* STATED PROBLEM: Select the lines that contain "有关规定予以处罚" and copy each of them.

(Data listing)
◆ ◆ ◆ ◆

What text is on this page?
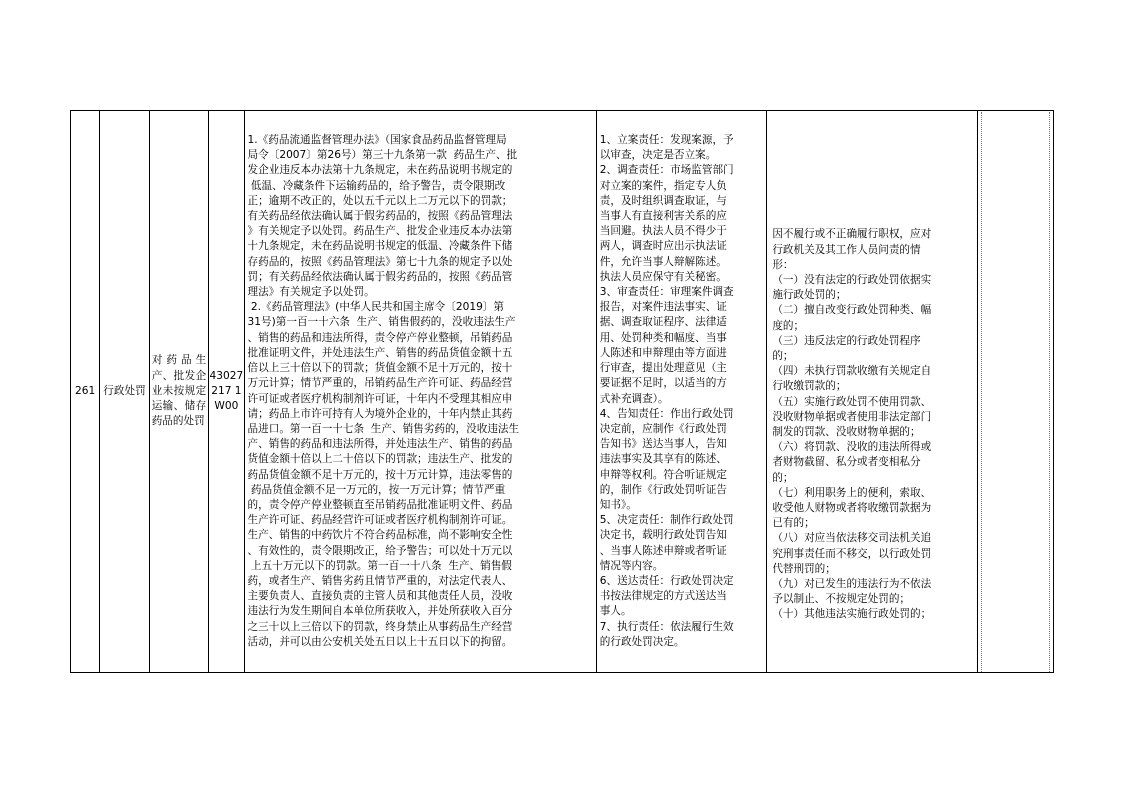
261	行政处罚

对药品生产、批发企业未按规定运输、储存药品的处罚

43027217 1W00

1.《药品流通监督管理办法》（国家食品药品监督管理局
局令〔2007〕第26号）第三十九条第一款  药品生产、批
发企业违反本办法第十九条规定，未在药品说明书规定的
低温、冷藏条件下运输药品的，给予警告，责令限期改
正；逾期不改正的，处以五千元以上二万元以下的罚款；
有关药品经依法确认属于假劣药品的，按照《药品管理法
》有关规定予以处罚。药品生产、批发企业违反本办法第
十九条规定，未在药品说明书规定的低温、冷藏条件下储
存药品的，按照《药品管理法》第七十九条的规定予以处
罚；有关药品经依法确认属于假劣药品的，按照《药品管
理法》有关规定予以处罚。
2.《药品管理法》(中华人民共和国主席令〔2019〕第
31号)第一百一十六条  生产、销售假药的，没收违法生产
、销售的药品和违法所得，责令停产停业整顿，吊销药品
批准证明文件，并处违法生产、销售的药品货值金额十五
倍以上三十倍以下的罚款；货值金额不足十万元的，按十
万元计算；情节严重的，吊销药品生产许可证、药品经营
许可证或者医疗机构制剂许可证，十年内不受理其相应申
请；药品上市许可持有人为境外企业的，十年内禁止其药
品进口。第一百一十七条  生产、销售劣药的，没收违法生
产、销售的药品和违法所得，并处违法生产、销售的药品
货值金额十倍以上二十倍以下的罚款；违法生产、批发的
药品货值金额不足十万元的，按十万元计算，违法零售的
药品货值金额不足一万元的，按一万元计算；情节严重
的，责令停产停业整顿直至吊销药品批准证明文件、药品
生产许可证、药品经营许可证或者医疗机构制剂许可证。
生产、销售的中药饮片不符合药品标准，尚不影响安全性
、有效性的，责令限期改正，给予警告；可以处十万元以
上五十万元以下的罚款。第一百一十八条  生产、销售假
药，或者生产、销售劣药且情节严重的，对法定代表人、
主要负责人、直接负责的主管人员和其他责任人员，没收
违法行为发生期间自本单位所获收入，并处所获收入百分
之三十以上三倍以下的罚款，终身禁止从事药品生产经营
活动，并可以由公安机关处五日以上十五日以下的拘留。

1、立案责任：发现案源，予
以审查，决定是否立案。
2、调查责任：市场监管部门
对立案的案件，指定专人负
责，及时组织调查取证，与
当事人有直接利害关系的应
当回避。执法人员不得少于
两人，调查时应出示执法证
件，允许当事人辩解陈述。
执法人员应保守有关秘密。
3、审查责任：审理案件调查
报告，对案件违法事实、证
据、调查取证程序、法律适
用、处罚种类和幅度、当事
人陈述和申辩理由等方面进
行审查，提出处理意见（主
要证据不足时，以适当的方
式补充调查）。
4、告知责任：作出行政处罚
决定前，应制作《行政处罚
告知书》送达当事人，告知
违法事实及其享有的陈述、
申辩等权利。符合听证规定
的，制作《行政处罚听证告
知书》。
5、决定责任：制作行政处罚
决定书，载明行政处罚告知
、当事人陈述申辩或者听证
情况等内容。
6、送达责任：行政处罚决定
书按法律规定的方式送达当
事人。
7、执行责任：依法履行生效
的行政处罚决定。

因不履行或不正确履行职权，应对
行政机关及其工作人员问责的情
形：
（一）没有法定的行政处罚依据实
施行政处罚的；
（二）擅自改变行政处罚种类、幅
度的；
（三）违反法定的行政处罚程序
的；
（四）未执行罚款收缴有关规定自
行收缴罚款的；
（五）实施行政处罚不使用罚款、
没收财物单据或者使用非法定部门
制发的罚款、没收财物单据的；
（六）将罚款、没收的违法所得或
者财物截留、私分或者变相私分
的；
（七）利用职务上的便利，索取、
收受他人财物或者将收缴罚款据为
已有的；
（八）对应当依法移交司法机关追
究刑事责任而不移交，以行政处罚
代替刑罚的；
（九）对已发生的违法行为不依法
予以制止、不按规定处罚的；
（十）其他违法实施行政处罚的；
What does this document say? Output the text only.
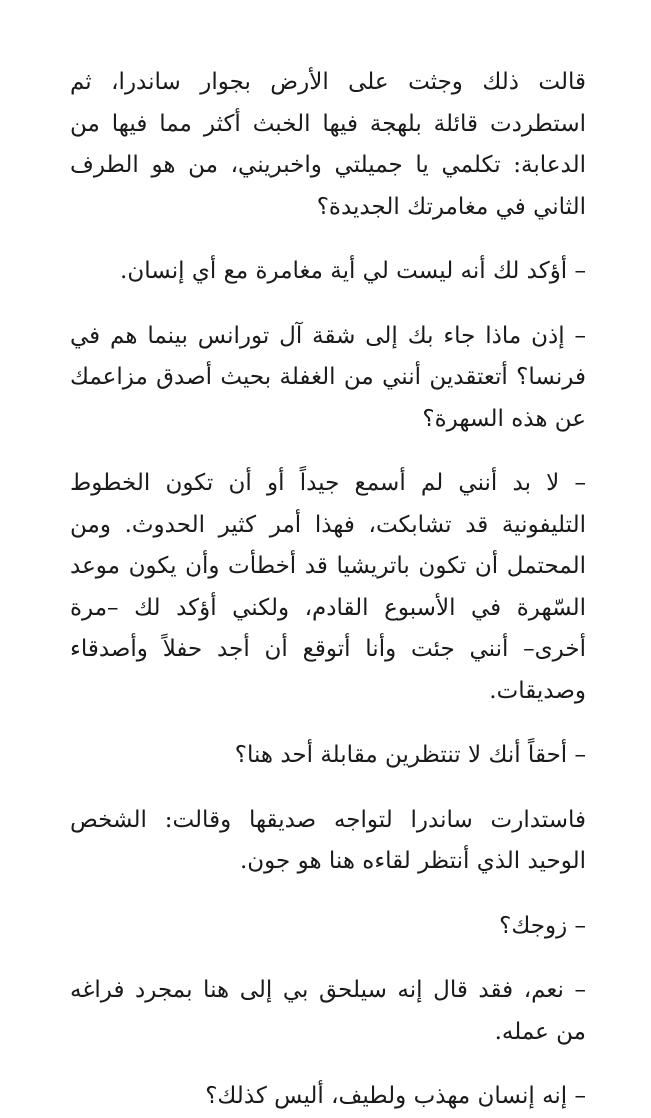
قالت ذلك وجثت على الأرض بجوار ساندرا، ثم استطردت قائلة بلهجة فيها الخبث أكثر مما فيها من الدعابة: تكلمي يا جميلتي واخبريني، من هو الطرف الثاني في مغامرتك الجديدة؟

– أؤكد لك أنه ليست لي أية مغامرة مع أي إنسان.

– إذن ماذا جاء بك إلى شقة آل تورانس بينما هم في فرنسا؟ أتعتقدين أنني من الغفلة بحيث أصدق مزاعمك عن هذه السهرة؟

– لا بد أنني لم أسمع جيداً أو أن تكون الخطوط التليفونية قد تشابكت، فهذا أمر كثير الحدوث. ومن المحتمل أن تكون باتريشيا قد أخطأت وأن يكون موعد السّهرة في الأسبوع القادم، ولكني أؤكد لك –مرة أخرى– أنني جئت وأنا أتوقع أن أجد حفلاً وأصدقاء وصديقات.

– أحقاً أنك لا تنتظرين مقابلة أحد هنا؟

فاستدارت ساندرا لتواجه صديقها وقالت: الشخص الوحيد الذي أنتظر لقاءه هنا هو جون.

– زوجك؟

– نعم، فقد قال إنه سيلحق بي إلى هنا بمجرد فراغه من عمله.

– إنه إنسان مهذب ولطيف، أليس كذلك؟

◆ ◆ ◆ ◆

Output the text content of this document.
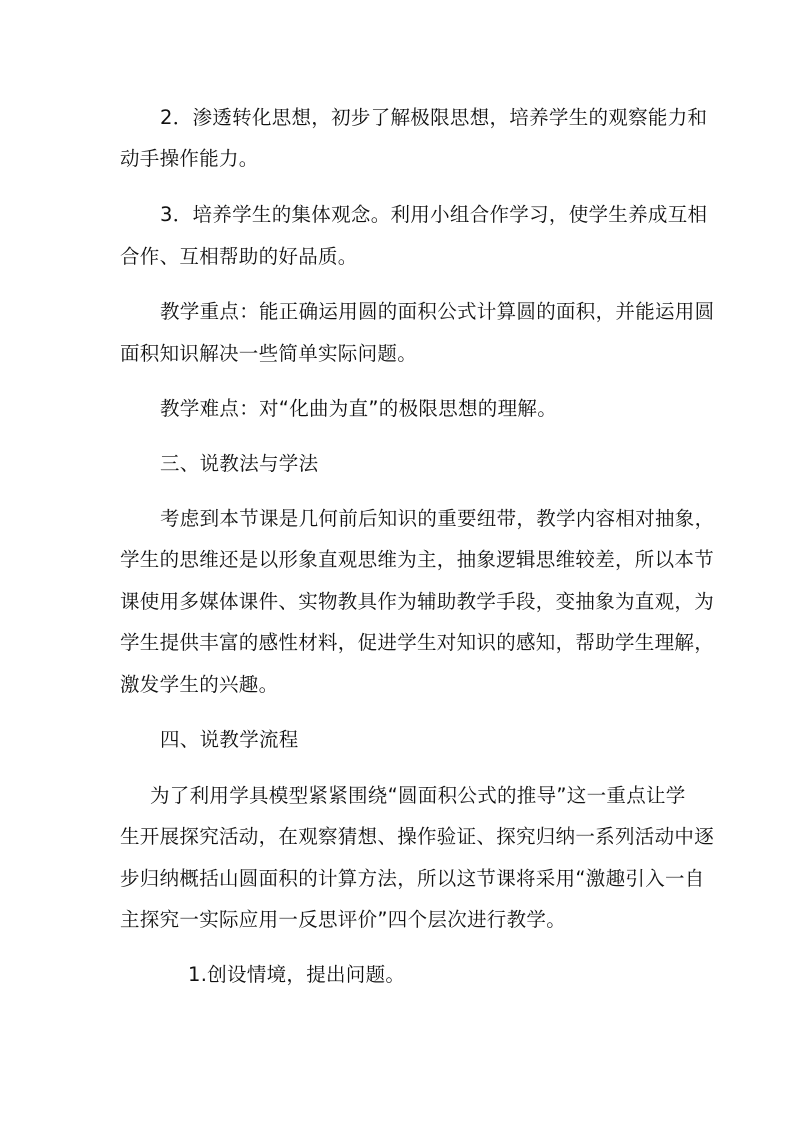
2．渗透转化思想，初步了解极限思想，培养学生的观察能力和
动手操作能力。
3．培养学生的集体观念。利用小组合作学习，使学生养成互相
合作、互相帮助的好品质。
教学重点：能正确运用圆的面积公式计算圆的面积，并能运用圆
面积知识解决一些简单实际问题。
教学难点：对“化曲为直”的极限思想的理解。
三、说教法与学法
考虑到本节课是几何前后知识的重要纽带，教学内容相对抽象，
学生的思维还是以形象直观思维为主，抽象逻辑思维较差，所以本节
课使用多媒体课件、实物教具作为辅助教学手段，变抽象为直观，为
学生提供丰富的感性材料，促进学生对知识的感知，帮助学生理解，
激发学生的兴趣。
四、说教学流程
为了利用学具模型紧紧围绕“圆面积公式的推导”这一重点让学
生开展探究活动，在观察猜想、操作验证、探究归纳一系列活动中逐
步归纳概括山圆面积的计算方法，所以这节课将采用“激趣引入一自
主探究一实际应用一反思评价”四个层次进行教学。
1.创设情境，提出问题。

◆ ◆ ◆ ◆

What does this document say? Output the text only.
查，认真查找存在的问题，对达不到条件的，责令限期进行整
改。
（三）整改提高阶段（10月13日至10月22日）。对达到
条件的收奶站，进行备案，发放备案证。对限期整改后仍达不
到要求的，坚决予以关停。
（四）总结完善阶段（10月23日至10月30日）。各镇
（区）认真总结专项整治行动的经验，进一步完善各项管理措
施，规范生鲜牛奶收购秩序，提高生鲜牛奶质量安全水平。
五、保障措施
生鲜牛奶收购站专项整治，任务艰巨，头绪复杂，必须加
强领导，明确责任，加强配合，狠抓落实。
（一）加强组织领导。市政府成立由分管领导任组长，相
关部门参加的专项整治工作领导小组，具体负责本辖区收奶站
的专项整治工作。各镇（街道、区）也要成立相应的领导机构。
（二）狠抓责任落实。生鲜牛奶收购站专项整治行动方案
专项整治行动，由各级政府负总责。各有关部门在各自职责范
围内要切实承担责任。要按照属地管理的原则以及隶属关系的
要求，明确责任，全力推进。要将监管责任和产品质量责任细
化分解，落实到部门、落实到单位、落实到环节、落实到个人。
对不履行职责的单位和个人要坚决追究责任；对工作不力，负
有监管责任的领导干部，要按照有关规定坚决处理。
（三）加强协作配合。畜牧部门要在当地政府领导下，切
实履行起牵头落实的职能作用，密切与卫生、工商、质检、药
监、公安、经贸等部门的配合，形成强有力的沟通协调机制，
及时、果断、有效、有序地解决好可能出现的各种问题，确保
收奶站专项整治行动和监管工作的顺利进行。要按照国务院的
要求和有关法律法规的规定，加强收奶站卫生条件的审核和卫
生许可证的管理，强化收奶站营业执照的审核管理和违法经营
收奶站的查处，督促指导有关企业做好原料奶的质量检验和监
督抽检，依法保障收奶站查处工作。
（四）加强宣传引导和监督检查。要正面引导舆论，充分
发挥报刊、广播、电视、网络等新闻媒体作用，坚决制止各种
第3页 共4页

◆ ◆ ◆ ◆

* WRITTEN SOLUTION:
》有关规定予以处罚。药品生产、批发企业违反本办法第
理法》有关规定予以处罚。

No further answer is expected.